### [Work to be completed]
Lay out every line of the listing below as a numbered list, leaving out any blank lines.

── Records for the task

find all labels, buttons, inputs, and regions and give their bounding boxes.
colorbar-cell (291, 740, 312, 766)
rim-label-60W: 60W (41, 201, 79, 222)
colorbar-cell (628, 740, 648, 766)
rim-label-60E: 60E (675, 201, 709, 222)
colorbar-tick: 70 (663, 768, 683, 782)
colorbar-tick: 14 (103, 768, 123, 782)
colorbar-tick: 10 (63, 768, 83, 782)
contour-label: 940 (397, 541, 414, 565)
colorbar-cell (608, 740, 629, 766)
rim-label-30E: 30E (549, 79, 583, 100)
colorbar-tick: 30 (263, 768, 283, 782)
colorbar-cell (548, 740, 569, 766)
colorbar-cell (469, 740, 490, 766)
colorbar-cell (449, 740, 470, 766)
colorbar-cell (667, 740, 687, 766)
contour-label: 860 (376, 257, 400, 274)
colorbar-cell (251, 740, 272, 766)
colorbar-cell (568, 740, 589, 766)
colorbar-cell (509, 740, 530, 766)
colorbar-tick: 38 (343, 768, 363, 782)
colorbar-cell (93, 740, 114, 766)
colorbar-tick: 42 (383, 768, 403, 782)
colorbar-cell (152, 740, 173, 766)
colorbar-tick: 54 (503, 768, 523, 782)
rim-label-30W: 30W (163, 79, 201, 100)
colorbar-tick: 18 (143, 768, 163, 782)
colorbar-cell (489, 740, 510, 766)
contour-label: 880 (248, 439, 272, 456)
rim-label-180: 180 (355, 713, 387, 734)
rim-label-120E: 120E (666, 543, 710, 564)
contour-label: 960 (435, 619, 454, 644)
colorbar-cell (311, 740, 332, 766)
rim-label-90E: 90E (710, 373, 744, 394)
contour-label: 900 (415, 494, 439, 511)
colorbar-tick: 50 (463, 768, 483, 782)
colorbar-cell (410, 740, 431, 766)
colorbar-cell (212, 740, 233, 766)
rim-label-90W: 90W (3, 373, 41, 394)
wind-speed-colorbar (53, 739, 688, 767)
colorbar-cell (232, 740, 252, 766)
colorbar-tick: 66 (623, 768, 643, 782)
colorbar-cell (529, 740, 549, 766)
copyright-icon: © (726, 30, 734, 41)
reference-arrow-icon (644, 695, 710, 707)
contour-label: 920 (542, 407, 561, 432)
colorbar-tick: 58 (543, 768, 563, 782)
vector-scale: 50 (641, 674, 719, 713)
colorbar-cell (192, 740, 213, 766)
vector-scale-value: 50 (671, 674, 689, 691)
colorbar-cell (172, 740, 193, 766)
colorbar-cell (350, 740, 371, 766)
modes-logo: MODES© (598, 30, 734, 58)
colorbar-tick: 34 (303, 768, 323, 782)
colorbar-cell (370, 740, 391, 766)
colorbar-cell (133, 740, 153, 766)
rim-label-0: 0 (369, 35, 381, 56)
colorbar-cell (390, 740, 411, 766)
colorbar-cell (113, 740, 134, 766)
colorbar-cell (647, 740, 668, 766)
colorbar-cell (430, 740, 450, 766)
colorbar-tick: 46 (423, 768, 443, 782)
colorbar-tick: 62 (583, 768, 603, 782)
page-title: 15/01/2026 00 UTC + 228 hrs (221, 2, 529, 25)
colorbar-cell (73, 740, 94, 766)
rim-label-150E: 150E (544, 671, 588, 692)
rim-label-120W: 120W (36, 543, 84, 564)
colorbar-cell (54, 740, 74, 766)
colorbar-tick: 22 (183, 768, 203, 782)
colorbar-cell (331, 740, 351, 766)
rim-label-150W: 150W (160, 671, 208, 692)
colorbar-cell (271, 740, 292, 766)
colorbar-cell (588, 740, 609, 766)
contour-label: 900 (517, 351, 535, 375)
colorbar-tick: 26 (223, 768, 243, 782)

────

### [Complete response]
1. find all labels, buttons, inputs, and regions and give their bounding boxes.
2. colorbar-cell (291, 740, 312, 766)
3. rim-label-60W: 60W (41, 201, 79, 222)
4. colorbar-cell (628, 740, 648, 766)
5. rim-label-60E: 60E (675, 201, 709, 222)
6. colorbar-tick: 70 (663, 768, 683, 782)
7. colorbar-tick: 14 (103, 768, 123, 782)
8. colorbar-tick: 10 (63, 768, 83, 782)
9. contour-label: 940 (397, 541, 414, 565)
10. colorbar-cell (608, 740, 629, 766)
11. rim-label-30E: 30E (549, 79, 583, 100)
12. colorbar-tick: 30 (263, 768, 283, 782)
13. colorbar-cell (548, 740, 569, 766)
14. colorbar-cell (469, 740, 490, 766)
15. colorbar-cell (449, 740, 470, 766)
16. colorbar-cell (667, 740, 687, 766)
17. contour-label: 860 (376, 257, 400, 274)
18. colorbar-cell (251, 740, 272, 766)
19. colorbar-cell (568, 740, 589, 766)
20. colorbar-cell (509, 740, 530, 766)
21. colorbar-tick: 38 (343, 768, 363, 782)
22. colorbar-cell (93, 740, 114, 766)
23. colorbar-tick: 42 (383, 768, 403, 782)
24. colorbar-cell (152, 740, 173, 766)
25. colorbar-tick: 54 (503, 768, 523, 782)
26. rim-label-30W: 30W (163, 79, 201, 100)
27. colorbar-tick: 18 (143, 768, 163, 782)
28. colorbar-cell (489, 740, 510, 766)
29. contour-label: 880 (248, 439, 272, 456)
30. rim-label-180: 180 (355, 713, 387, 734)
31. rim-label-120E: 120E (666, 543, 710, 564)
32. contour-label: 960 (435, 619, 454, 644)
33. colorbar-cell (311, 740, 332, 766)
34. rim-label-90E: 90E (710, 373, 744, 394)
35. contour-label: 900 (415, 494, 439, 511)
36. colorbar-tick: 50 (463, 768, 483, 782)
37. colorbar-cell (410, 740, 431, 766)
38. colorbar-cell (212, 740, 233, 766)
39. rim-label-90W: 90W (3, 373, 41, 394)
40. wind-speed-colorbar (53, 739, 688, 767)
41. colorbar-cell (232, 740, 252, 766)
42. colorbar-tick: 66 (623, 768, 643, 782)
43. colorbar-cell (529, 740, 549, 766)
44. copyright-icon: © (726, 30, 734, 41)
45. reference-arrow-icon (644, 695, 710, 707)
46. contour-label: 920 (542, 407, 561, 432)
47. colorbar-tick: 58 (543, 768, 563, 782)
48. vector-scale: 50 (641, 674, 719, 713)
49. colorbar-cell (192, 740, 213, 766)
50. vector-scale-value: 50 (671, 674, 689, 691)
51. colorbar-cell (172, 740, 193, 766)
52. colorbar-cell (350, 740, 371, 766)
53. modes-logo: MODES© (598, 30, 734, 58)
54. colorbar-tick: 34 (303, 768, 323, 782)
55. colorbar-cell (370, 740, 391, 766)
56. colorbar-cell (133, 740, 153, 766)
57. rim-label-0: 0 (369, 35, 381, 56)
58. colorbar-cell (390, 740, 411, 766)
59. colorbar-cell (113, 740, 134, 766)
60. colorbar-cell (647, 740, 668, 766)
61. colorbar-cell (430, 740, 450, 766)
62. colorbar-tick: 46 (423, 768, 443, 782)
63. colorbar-tick: 62 (583, 768, 603, 782)
64. page-title: 15/01/2026 00 UTC + 228 hrs (221, 2, 529, 25)
65. colorbar-cell (73, 740, 94, 766)
66. rim-label-150E: 150E (544, 671, 588, 692)
67. rim-label-120W: 120W (36, 543, 84, 564)
68. colorbar-cell (54, 740, 74, 766)
69. colorbar-tick: 22 (183, 768, 203, 782)
70. colorbar-cell (331, 740, 351, 766)
71. rim-label-150W: 150W (160, 671, 208, 692)
72. colorbar-cell (271, 740, 292, 766)
73. colorbar-cell (588, 740, 609, 766)
74. contour-label: 900 (517, 351, 535, 375)
75. colorbar-tick: 26 (223, 768, 243, 782)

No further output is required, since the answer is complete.